INFORMATION PROVIDED below:

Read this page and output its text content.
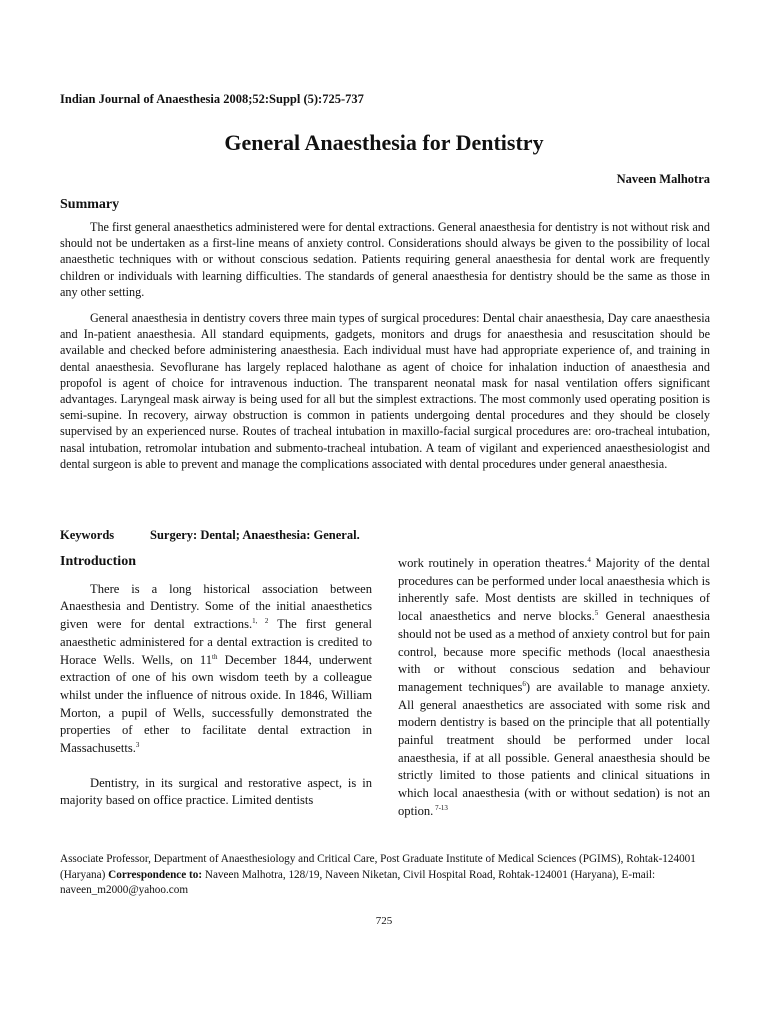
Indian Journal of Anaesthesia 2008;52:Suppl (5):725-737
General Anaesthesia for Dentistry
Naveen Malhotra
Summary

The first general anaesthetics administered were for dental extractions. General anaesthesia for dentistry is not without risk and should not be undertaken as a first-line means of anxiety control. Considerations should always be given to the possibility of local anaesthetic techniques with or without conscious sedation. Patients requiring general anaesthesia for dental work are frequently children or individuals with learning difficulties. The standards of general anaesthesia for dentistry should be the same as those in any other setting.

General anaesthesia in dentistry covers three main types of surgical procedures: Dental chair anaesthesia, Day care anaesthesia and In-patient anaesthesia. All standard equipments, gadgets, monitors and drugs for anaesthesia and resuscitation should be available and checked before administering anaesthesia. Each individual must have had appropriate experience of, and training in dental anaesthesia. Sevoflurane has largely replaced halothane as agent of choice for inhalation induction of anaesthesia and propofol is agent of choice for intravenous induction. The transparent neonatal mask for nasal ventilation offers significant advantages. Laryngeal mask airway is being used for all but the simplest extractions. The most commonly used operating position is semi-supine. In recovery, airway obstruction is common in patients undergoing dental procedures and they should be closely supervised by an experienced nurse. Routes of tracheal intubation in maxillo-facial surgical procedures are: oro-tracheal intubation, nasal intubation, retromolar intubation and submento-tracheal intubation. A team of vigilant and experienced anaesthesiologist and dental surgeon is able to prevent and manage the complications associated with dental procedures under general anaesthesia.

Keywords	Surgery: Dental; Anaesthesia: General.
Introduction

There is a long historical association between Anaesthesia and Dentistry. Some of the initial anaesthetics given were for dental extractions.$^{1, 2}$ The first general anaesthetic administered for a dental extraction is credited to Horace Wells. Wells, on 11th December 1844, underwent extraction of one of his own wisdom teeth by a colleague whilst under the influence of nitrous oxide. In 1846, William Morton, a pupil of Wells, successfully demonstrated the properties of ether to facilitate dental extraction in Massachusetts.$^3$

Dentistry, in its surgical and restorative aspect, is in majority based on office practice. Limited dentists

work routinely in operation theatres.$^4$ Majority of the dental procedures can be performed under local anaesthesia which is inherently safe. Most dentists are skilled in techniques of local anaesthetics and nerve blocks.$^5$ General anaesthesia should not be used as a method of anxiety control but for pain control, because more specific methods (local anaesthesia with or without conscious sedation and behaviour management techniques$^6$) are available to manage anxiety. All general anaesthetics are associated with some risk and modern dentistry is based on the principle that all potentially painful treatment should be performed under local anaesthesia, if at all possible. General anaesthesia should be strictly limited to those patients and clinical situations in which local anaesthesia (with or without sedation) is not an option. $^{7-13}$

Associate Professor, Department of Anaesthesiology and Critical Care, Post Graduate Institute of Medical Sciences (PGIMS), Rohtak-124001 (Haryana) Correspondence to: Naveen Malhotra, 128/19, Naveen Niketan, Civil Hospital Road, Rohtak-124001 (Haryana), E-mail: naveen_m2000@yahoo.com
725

End of INFORMATION PROVIDED.
INFORMATION PROVIDED below:

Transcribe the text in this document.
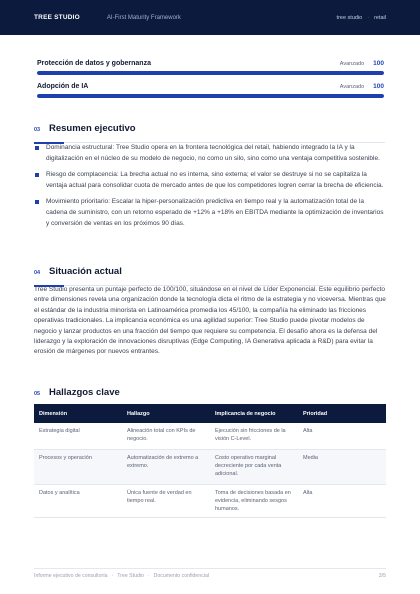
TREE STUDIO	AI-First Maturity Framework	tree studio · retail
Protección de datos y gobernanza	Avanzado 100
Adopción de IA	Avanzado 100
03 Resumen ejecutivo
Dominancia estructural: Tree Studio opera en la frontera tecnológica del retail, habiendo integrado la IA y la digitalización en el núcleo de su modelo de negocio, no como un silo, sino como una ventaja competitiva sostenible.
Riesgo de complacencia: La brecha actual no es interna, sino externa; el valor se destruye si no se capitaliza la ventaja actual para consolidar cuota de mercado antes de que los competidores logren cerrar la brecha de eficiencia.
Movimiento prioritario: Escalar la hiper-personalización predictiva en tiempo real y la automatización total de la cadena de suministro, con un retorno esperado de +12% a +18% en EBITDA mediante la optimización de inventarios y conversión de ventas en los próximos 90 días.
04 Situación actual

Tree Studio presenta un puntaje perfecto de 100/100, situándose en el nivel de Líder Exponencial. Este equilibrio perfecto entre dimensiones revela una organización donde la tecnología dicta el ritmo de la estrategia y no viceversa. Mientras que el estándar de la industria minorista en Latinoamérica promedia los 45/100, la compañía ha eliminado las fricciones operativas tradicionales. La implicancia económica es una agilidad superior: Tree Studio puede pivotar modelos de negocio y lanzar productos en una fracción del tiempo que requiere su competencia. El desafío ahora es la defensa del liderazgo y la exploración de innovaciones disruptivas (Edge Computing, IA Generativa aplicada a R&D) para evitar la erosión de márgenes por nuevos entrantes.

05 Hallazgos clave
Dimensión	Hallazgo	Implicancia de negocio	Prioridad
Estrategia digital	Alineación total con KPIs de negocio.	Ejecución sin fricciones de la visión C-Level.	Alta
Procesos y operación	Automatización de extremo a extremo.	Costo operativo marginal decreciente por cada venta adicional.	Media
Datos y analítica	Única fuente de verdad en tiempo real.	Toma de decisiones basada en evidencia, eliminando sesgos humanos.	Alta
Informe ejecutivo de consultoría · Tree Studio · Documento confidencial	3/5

End of INFORMATION PROVIDED.

__TASK GOAL__. Among the records, find all lines that include the string "ejecutivo" and return them.

__RESPONSE FOR THIS EXERCISE__.
03 Resumen ejecutivo
Informe ejecutivo de consultoría · Tree Studio · Documento confidencial	3/5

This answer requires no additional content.